§ EXERCISE PROMPT: Every record here needs to be written out again exactly.

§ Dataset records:
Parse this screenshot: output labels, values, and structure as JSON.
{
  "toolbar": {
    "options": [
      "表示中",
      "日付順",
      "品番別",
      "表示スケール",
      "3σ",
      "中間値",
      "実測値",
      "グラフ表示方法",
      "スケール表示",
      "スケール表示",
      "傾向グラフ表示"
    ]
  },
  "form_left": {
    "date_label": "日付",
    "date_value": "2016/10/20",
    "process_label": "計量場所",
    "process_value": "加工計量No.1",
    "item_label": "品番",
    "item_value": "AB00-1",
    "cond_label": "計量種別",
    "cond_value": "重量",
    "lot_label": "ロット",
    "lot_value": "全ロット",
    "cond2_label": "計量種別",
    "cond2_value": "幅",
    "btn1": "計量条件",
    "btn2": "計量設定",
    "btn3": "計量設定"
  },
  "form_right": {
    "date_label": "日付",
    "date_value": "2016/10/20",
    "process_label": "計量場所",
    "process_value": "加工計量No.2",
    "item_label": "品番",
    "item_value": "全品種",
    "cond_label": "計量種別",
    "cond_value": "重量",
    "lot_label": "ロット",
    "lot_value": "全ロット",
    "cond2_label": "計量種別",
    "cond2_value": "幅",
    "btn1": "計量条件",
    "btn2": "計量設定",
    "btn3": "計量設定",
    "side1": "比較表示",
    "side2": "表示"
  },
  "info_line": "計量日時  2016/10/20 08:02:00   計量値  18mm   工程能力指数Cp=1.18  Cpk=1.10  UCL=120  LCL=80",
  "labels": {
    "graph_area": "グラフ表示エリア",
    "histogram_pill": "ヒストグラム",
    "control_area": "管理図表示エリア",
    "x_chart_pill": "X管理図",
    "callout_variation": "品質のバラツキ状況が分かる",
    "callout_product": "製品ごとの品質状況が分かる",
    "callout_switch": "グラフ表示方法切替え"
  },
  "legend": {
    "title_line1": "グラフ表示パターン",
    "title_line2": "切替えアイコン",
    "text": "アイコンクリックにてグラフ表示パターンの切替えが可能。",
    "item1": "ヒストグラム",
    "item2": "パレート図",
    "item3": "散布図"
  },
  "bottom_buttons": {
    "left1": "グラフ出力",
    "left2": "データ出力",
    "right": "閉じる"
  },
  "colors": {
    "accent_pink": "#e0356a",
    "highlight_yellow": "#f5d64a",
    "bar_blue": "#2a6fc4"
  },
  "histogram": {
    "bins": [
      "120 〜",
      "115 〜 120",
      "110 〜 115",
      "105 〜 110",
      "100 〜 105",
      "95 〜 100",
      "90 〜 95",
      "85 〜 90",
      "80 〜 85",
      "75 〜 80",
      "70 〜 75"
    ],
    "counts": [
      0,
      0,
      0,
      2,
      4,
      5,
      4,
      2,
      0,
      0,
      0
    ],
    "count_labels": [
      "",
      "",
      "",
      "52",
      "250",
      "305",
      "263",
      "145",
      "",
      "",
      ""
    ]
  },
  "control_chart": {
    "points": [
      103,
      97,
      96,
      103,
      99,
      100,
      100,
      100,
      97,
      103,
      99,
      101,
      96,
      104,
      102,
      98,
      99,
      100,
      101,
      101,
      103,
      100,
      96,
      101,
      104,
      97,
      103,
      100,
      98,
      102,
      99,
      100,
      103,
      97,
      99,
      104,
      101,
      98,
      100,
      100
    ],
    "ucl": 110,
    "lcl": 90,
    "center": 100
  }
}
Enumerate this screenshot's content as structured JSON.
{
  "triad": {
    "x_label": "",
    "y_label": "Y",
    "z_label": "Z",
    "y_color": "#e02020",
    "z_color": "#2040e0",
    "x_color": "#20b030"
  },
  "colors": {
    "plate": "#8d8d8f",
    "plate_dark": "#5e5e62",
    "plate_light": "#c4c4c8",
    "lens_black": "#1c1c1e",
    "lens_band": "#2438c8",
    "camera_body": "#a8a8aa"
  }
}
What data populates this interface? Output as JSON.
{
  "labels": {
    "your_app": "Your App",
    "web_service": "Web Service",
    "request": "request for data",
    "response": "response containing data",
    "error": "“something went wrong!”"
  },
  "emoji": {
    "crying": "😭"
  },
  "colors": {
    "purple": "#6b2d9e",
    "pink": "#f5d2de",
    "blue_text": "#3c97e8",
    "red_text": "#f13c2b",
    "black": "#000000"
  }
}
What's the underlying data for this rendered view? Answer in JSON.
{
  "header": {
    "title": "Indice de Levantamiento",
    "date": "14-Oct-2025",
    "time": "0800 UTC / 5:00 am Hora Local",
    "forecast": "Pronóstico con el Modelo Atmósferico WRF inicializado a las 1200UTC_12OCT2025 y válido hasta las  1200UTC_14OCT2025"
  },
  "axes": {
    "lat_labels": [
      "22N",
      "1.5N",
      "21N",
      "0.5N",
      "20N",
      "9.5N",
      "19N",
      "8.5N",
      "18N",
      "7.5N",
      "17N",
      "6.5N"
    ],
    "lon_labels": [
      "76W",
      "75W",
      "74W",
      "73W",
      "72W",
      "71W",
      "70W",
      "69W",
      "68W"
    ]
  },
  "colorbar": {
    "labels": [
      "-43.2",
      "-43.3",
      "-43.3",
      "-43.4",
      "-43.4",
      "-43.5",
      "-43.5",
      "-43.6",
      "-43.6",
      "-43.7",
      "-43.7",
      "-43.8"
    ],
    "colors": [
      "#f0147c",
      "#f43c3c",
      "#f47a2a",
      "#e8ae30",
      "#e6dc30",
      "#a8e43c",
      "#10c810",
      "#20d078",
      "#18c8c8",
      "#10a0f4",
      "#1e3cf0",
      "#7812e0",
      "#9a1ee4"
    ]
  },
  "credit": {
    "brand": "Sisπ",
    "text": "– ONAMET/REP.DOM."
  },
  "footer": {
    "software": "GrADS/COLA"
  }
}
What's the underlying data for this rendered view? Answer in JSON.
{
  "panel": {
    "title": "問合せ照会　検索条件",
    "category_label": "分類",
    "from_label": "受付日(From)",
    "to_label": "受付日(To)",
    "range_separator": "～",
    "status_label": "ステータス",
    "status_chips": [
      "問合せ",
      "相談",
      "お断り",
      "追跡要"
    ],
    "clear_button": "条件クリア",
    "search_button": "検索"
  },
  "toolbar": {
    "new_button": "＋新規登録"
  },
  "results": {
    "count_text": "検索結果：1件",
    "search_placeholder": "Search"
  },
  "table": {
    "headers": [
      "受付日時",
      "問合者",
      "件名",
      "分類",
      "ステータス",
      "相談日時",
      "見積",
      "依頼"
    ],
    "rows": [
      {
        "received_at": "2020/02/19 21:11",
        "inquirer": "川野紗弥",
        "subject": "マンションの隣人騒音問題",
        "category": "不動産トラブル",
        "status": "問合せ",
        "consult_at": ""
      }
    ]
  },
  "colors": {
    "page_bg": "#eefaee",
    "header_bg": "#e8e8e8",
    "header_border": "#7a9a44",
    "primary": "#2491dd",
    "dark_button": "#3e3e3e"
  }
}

§ EXPECTED ANSWER:
Parse this screenshot: output labels, values, and structure as JSON.
{
  "toolbar": {
    "options": [
      "表示中",
      "日付順",
      "品番別",
      "表示スケール",
      "3σ",
      "中間値",
      "実測値",
      "グラフ表示方法",
      "スケール表示",
      "スケール表示",
      "傾向グラフ表示"
    ]
  },
  "form_left": {
    "date_label": "日付",
    "date_value": "2016/10/20",
    "process_label": "計量場所",
    "process_value": "加工計量No.1",
    "item_label": "品番",
    "item_value": "AB00-1",
    "cond_label": "計量種別",
    "cond_value": "重量",
    "lot_label": "ロット",
    "lot_value": "全ロット",
    "cond2_label": "計量種別",
    "cond2_value": "幅",
    "btn1": "計量条件",
    "btn2": "計量設定",
    "btn3": "計量設定"
  },
  "form_right": {
    "date_label": "日付",
    "date_value": "2016/10/20",
    "process_label": "計量場所",
    "process_value": "加工計量No.2",
    "item_label": "品番",
    "item_value": "全品種",
    "cond_label": "計量種別",
    "cond_value": "重量",
    "lot_label": "ロット",
    "lot_value": "全ロット",
    "cond2_label": "計量種別",
    "cond2_value": "幅",
    "btn1": "計量条件",
    "btn2": "計量設定",
    "btn3": "計量設定",
    "side1": "比較表示",
    "side2": "表示"
  },
  "info_line": "計量日時  2016/10/20 08:02:00   計量値  18mm   工程能力指数Cp=1.18  Cpk=1.10  UCL=120  LCL=80",
  "labels": {
    "graph_area": "グラフ表示エリア",
    "histogram_pill": "ヒストグラム",
    "control_area": "管理図表示エリア",
    "x_chart_pill": "X管理図",
    "callout_variation": "品質のバラツキ状況が分かる",
    "callout_product": "製品ごとの品質状況が分かる",
    "callout_switch": "グラフ表示方法切替え"
  },
  "legend": {
    "title_line1": "グラフ表示パターン",
    "title_line2": "切替えアイコン",
    "text": "アイコンクリックにてグラフ表示パターンの切替えが可能。",
    "item1": "ヒストグラム",
    "item2": "パレート図",
    "item3": "散布図"
  },
  "bottom_buttons": {
    "left1": "グラフ出力",
    "left2": "データ出力",
    "right": "閉じる"
  },
  "colors": {
    "accent_pink": "#e0356a",
    "highlight_yellow": "#f5d64a",
    "bar_blue": "#2a6fc4"
  },
  "histogram": {
    "bins": [
      "120 〜",
      "115 〜 120",
      "110 〜 115",
      "105 〜 110",
      "100 〜 105",
      "95 〜 100",
      "90 〜 95",
      "85 〜 90",
      "80 〜 85",
      "75 〜 80",
      "70 〜 75"
    ],
    "counts": [
      0,
      0,
      0,
      2,
      4,
      5,
      4,
      2,
      0,
      0,
      0
    ],
    "count_labels": [
      "",
      "",
      "",
      "52",
      "250",
      "305",
      "263",
      "145",
      "",
      "",
      ""
    ]
  },
  "control_chart": {
    "points": [
      103,
      97,
      96,
      103,
      99,
      100,
      100,
      100,
      97,
      103,
      99,
      101,
      96,
      104,
      102,
      98,
      99,
      100,
      101,
      101,
      103,
      100,
      96,
      101,
      104,
      97,
      103,
      100,
      98,
      102,
      99,
      100,
      103,
      97,
      99,
      104,
      101,
      98,
      100,
      100
    ],
    "ucl": 110,
    "lcl": 90,
    "center": 100
  }
}
Enumerate this screenshot's content as structured JSON.
{
  "triad": {
    "x_label": "",
    "y_label": "Y",
    "z_label": "Z",
    "y_color": "#e02020",
    "z_color": "#2040e0",
    "x_color": "#20b030"
  },
  "colors": {
    "plate": "#8d8d8f",
    "plate_dark": "#5e5e62",
    "plate_light": "#c4c4c8",
    "lens_black": "#1c1c1e",
    "lens_band": "#2438c8",
    "camera_body": "#a8a8aa"
  }
}
What data populates this interface? Output as JSON.
{
  "labels": {
    "your_app": "Your App",
    "web_service": "Web Service",
    "request": "request for data",
    "response": "response containing data",
    "error": "“something went wrong!”"
  },
  "emoji": {
    "crying": "😭"
  },
  "colors": {
    "purple": "#6b2d9e",
    "pink": "#f5d2de",
    "blue_text": "#3c97e8",
    "red_text": "#f13c2b",
    "black": "#000000"
  }
}
What's the underlying data for this rendered view? Answer in JSON.
{
  "header": {
    "title": "Indice de Levantamiento",
    "date": "14-Oct-2025",
    "time": "0800 UTC / 5:00 am Hora Local",
    "forecast": "Pronóstico con el Modelo Atmósferico WRF inicializado a las 1200UTC_12OCT2025 y válido hasta las  1200UTC_14OCT2025"
  },
  "axes": {
    "lat_labels": [
      "22N",
      "1.5N",
      "21N",
      "0.5N",
      "20N",
      "9.5N",
      "19N",
      "8.5N",
      "18N",
      "7.5N",
      "17N",
      "6.5N"
    ],
    "lon_labels": [
      "76W",
      "75W",
      "74W",
      "73W",
      "72W",
      "71W",
      "70W",
      "69W",
      "68W"
    ]
  },
  "colorbar": {
    "labels": [
      "-43.2",
      "-43.3",
      "-43.3",
      "-43.4",
      "-43.4",
      "-43.5",
      "-43.5",
      "-43.6",
      "-43.6",
      "-43.7",
      "-43.7",
      "-43.8"
    ],
    "colors": [
      "#f0147c",
      "#f43c3c",
      "#f47a2a",
      "#e8ae30",
      "#e6dc30",
      "#a8e43c",
      "#10c810",
      "#20d078",
      "#18c8c8",
      "#10a0f4",
      "#1e3cf0",
      "#7812e0",
      "#9a1ee4"
    ]
  },
  "credit": {
    "brand": "Sisπ",
    "text": "– ONAMET/REP.DOM."
  },
  "footer": {
    "software": "GrADS/COLA"
  }
}
What's the underlying data for this rendered view? Answer in JSON.
{
  "panel": {
    "title": "問合せ照会　検索条件",
    "category_label": "分類",
    "from_label": "受付日(From)",
    "to_label": "受付日(To)",
    "range_separator": "～",
    "status_label": "ステータス",
    "status_chips": [
      "問合せ",
      "相談",
      "お断り",
      "追跡要"
    ],
    "clear_button": "条件クリア",
    "search_button": "検索"
  },
  "toolbar": {
    "new_button": "＋新規登録"
  },
  "results": {
    "count_text": "検索結果：1件",
    "search_placeholder": "Search"
  },
  "table": {
    "headers": [
      "受付日時",
      "問合者",
      "件名",
      "分類",
      "ステータス",
      "相談日時",
      "見積",
      "依頼"
    ],
    "rows": [
      {
        "received_at": "2020/02/19 21:11",
        "inquirer": "川野紗弥",
        "subject": "マンションの隣人騒音問題",
        "category": "不動産トラブル",
        "status": "問合せ",
        "consult_at": ""
      }
    ]
  },
  "colors": {
    "page_bg": "#eefaee",
    "header_bg": "#e8e8e8",
    "header_border": "#7a9a44",
    "primary": "#2491dd",
    "dark_button": "#3e3e3e"
  }
}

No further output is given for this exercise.